*What is needed*. Copy each line containing the word "Gender" from the records that follow, please.

——————

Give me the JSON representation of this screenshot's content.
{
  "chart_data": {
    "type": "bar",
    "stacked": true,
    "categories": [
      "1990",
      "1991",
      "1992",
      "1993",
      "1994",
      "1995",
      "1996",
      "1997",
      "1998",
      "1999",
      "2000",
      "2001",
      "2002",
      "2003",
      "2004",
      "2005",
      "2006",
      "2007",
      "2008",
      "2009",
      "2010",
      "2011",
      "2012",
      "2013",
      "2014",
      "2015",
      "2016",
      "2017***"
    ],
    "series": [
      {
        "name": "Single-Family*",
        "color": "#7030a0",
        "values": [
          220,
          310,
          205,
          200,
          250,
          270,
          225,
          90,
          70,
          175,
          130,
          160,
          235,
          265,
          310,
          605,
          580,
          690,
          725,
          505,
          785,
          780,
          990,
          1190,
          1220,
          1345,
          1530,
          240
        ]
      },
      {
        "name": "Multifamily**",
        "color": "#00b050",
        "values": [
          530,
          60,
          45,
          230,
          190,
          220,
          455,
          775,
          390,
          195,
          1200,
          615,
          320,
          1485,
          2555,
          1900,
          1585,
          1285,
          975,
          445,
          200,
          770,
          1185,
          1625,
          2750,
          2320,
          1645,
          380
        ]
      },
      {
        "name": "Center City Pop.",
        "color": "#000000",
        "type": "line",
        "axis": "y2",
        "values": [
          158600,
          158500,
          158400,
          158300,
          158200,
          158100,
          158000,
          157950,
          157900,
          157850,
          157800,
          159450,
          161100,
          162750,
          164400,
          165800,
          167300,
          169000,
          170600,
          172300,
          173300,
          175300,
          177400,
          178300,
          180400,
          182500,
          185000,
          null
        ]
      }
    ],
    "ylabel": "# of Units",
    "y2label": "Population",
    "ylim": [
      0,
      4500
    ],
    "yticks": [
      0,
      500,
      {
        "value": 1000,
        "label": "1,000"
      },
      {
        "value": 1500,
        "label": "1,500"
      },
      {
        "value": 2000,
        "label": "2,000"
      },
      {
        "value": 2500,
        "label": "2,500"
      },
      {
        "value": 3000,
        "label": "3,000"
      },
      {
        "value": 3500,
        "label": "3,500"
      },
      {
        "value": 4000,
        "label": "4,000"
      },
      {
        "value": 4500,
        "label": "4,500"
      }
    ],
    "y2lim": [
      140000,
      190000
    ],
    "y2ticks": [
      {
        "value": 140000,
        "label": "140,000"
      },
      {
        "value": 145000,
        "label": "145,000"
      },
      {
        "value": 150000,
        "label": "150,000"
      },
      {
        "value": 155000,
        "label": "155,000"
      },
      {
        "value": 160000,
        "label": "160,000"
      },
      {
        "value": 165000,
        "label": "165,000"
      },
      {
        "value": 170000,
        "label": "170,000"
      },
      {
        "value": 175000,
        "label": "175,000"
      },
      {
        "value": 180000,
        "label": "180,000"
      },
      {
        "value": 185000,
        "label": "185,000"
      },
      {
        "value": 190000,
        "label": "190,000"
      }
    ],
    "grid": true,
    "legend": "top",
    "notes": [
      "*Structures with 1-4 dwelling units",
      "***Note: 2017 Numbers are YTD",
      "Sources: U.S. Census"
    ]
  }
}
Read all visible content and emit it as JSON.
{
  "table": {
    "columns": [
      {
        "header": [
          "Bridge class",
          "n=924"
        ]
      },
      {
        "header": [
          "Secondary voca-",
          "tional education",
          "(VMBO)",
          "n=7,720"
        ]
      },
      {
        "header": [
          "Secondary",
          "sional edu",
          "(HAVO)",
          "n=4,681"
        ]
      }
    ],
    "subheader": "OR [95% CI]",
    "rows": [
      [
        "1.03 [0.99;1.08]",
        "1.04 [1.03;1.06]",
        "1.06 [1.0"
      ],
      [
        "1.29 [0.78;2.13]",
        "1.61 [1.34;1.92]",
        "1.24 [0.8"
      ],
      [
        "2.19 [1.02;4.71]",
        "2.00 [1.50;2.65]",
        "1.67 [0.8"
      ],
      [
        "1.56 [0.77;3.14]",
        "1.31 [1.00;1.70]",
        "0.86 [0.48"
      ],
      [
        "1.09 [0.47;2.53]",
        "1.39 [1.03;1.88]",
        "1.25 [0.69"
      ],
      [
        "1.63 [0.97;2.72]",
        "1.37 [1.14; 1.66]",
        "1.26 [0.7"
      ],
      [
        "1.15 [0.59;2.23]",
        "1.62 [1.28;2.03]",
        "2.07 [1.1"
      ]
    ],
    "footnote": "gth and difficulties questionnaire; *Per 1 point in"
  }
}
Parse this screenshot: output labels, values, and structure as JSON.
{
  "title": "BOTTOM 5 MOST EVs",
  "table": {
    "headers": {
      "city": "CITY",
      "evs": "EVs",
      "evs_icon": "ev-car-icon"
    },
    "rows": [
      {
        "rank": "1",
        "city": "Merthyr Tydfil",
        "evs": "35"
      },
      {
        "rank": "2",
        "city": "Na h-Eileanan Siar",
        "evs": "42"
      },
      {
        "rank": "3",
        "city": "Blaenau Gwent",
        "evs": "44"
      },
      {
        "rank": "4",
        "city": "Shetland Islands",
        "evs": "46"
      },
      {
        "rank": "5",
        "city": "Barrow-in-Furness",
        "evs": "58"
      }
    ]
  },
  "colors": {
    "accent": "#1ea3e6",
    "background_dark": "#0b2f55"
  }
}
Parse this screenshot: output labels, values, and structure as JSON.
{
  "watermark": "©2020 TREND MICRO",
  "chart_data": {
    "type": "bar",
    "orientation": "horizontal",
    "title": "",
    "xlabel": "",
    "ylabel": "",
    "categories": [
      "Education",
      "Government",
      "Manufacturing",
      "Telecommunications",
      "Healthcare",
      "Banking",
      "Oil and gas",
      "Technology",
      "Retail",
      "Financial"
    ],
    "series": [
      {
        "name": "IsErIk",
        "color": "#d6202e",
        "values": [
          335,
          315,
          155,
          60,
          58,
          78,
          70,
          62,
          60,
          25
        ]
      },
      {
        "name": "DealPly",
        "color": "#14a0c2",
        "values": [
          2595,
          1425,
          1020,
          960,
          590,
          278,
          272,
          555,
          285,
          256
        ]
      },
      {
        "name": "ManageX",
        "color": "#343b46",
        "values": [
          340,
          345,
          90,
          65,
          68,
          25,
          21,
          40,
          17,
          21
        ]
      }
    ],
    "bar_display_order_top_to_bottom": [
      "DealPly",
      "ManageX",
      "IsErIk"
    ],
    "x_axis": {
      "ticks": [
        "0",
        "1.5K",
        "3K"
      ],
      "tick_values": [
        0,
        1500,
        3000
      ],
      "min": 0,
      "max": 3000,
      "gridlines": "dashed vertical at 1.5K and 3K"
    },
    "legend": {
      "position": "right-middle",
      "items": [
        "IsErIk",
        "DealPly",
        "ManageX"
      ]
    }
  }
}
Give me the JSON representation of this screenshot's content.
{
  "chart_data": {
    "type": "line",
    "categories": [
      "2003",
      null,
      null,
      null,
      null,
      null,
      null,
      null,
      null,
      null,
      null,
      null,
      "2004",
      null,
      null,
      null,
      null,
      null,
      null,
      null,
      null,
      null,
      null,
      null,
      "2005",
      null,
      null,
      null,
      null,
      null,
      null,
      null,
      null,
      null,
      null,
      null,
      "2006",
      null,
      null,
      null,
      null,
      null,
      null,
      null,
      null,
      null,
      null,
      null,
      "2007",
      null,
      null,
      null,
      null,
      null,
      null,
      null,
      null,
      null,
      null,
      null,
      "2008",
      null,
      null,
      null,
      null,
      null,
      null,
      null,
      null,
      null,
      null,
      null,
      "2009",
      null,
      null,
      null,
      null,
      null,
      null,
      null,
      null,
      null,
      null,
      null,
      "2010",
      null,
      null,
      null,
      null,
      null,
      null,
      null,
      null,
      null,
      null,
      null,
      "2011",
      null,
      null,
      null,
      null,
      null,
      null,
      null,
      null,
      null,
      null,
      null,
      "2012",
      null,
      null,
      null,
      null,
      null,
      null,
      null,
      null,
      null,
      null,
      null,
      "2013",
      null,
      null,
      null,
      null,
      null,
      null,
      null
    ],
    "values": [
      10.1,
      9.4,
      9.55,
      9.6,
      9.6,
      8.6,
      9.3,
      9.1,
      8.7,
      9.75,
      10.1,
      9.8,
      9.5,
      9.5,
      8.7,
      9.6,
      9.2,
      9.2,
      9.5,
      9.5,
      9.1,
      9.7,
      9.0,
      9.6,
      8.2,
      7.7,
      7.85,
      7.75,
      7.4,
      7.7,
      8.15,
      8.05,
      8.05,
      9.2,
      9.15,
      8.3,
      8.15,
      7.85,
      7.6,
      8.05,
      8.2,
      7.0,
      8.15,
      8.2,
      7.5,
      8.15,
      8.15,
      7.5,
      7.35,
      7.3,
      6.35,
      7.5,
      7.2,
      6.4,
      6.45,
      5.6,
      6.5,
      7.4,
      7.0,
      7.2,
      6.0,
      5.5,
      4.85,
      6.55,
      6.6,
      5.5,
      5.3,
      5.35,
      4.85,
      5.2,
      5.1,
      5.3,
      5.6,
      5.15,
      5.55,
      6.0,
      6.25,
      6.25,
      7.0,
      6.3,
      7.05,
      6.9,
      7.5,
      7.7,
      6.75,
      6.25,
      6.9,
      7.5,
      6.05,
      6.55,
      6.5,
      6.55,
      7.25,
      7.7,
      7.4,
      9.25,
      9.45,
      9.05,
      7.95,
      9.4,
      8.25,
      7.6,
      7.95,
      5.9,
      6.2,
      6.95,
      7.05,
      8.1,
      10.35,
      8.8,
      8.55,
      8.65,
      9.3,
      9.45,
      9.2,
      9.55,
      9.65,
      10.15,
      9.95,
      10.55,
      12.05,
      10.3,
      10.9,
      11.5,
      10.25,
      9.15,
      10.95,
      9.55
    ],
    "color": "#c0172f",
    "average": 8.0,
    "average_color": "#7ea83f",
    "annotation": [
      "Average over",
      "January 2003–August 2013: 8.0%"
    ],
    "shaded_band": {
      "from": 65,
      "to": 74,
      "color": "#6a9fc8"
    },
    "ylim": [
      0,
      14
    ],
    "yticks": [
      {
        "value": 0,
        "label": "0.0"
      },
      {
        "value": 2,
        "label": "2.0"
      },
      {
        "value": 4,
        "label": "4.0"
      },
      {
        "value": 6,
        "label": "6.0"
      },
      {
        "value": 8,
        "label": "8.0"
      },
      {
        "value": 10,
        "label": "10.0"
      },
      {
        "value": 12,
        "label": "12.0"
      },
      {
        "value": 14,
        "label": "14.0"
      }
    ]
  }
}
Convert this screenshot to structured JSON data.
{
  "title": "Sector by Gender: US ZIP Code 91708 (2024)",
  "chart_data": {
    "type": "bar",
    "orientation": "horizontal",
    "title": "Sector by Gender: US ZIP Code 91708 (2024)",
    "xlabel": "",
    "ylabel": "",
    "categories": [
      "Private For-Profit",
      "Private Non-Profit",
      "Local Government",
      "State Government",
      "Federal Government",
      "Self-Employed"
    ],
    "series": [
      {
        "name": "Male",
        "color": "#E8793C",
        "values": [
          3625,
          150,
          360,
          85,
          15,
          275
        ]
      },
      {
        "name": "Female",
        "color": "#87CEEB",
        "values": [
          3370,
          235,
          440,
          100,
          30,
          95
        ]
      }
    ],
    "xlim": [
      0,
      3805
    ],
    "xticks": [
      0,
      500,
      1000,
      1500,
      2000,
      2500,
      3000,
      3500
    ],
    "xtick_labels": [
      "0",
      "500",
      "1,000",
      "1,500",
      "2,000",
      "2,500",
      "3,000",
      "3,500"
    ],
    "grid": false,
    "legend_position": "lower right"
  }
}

——————

*Reply*.
  "title": "Sector by Gender: US ZIP Code 91708 (2024)",
    "title": "Sector by Gender: US ZIP Code 91708 (2024)",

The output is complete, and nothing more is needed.